DATASET EXCERPTS -
---+---
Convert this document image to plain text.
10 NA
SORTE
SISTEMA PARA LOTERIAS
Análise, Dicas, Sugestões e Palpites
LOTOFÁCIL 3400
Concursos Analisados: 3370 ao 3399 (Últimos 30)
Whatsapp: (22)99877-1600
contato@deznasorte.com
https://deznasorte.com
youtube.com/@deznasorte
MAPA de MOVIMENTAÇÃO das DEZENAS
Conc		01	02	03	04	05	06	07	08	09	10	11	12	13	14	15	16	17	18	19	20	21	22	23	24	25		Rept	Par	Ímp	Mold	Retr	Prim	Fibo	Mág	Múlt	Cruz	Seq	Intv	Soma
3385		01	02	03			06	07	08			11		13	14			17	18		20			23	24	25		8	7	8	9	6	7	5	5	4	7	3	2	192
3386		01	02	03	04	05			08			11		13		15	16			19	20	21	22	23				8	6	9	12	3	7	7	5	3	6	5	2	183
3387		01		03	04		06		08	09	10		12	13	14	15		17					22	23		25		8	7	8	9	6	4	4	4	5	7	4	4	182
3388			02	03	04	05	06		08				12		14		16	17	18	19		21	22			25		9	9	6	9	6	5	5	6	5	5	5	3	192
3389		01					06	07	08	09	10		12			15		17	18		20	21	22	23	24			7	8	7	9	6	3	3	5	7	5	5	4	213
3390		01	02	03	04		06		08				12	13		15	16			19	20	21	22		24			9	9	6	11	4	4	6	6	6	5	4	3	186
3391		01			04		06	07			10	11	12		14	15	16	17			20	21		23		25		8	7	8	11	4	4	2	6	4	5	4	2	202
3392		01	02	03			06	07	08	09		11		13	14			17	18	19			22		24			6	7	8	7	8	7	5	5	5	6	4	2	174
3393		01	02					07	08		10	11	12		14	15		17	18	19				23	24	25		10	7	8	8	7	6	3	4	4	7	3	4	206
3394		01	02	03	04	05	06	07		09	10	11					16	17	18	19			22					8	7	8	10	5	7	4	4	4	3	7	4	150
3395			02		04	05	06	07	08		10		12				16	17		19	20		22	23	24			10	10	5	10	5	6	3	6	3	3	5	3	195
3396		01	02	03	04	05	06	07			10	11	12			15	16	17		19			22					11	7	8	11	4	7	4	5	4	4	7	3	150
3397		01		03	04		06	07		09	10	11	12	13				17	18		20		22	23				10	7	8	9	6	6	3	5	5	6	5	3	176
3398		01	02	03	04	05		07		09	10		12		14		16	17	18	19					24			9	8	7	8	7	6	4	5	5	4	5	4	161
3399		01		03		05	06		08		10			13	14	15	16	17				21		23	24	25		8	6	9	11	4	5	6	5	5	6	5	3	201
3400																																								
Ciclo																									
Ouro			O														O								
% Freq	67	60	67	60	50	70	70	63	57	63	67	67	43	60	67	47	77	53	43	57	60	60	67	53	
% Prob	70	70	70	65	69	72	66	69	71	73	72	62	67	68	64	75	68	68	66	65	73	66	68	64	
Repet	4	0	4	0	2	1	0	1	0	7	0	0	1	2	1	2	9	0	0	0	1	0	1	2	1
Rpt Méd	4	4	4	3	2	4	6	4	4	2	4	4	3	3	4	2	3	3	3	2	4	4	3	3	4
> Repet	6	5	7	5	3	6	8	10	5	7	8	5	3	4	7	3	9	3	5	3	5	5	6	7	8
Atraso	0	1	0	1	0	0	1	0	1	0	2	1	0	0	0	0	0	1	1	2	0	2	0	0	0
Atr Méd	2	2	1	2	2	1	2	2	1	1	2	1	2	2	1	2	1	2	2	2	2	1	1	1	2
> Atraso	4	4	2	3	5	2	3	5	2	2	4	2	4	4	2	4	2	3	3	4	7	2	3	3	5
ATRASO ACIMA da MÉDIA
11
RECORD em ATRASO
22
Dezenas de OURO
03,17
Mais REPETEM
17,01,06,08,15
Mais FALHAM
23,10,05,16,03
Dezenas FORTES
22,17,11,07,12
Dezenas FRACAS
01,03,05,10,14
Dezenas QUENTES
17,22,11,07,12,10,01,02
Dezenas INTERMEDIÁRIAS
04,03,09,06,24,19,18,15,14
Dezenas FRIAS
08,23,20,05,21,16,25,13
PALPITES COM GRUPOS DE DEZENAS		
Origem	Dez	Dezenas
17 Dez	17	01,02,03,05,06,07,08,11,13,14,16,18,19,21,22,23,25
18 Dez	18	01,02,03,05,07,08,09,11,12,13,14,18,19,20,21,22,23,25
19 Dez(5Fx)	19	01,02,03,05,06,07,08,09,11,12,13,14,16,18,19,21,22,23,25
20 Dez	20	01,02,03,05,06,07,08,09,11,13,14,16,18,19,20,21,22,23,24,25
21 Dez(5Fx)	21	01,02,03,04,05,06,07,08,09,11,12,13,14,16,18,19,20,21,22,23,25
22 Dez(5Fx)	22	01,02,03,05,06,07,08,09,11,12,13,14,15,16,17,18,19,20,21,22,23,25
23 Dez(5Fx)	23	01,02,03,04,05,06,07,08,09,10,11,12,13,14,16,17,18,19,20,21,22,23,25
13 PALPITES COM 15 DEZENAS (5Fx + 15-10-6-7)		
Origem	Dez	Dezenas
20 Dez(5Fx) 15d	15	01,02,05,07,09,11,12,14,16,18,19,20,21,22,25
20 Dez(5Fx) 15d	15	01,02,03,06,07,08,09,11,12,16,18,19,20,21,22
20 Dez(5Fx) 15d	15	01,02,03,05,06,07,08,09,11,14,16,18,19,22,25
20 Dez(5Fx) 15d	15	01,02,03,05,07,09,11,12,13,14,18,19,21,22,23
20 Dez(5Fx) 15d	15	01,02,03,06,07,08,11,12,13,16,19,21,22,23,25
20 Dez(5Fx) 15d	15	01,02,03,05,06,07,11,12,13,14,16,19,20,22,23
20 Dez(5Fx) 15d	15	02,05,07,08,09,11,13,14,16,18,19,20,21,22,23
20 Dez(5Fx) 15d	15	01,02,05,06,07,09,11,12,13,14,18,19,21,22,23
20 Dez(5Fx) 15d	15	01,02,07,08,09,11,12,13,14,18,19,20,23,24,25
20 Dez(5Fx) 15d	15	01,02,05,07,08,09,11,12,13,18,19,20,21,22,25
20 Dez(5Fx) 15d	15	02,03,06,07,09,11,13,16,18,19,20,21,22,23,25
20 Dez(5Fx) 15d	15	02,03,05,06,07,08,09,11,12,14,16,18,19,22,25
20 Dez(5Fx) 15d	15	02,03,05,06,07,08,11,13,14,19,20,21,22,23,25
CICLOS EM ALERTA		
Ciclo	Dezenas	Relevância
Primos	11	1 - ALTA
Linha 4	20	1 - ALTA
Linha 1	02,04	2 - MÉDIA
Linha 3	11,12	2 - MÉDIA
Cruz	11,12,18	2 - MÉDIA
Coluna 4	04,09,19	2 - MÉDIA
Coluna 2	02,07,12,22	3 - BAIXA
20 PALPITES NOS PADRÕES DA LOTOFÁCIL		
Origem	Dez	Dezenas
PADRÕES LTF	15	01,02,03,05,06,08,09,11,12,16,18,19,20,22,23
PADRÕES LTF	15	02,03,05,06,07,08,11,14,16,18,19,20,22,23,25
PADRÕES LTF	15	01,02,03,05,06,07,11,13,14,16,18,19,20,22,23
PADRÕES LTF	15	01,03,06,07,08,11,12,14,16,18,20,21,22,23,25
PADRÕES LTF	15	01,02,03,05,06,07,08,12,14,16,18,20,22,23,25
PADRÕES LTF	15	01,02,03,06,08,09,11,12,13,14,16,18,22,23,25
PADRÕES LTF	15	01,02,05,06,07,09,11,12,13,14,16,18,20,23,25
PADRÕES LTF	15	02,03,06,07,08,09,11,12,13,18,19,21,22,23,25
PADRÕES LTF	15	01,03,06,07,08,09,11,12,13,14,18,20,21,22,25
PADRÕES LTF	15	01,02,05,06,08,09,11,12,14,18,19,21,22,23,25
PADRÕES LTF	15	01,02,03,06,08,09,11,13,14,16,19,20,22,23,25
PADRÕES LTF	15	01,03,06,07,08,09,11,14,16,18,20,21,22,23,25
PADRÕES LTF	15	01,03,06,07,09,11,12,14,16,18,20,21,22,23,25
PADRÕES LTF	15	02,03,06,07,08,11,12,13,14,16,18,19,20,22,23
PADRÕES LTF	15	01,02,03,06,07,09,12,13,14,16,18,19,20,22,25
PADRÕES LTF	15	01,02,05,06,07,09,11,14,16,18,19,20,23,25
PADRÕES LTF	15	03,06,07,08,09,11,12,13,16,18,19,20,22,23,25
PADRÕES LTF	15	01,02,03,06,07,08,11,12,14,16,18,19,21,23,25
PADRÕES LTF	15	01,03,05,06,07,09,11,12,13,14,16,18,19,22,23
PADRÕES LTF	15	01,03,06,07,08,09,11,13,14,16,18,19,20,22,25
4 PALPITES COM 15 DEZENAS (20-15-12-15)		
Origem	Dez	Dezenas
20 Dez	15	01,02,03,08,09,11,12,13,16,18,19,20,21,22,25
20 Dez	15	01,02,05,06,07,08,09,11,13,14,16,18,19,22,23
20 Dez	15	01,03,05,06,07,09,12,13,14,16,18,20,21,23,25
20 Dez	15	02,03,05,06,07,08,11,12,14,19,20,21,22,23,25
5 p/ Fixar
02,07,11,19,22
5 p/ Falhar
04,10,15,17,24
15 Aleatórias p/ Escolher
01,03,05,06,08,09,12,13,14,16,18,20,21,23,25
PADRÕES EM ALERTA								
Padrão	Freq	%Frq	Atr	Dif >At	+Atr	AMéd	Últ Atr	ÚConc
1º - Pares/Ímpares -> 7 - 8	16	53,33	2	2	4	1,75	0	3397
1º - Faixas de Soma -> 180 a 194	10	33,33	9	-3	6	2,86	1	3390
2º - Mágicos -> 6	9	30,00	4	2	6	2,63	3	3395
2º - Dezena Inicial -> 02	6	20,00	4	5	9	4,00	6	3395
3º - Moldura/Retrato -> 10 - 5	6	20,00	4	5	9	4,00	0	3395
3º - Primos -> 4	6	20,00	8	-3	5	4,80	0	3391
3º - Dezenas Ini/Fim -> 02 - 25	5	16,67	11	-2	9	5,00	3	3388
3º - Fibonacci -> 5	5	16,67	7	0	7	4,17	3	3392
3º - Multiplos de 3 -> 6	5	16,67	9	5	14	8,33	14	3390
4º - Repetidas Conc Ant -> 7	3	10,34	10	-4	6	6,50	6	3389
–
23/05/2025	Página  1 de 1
---+---
WRITTEN TASK - Identify every line where the string "LOTOFÁCIL" appears.

PROBLEM SOLUTION -
LOTOFÁCIL 3400
20 PALPITES NOS PADRÕES DA LOTOFÁCIL		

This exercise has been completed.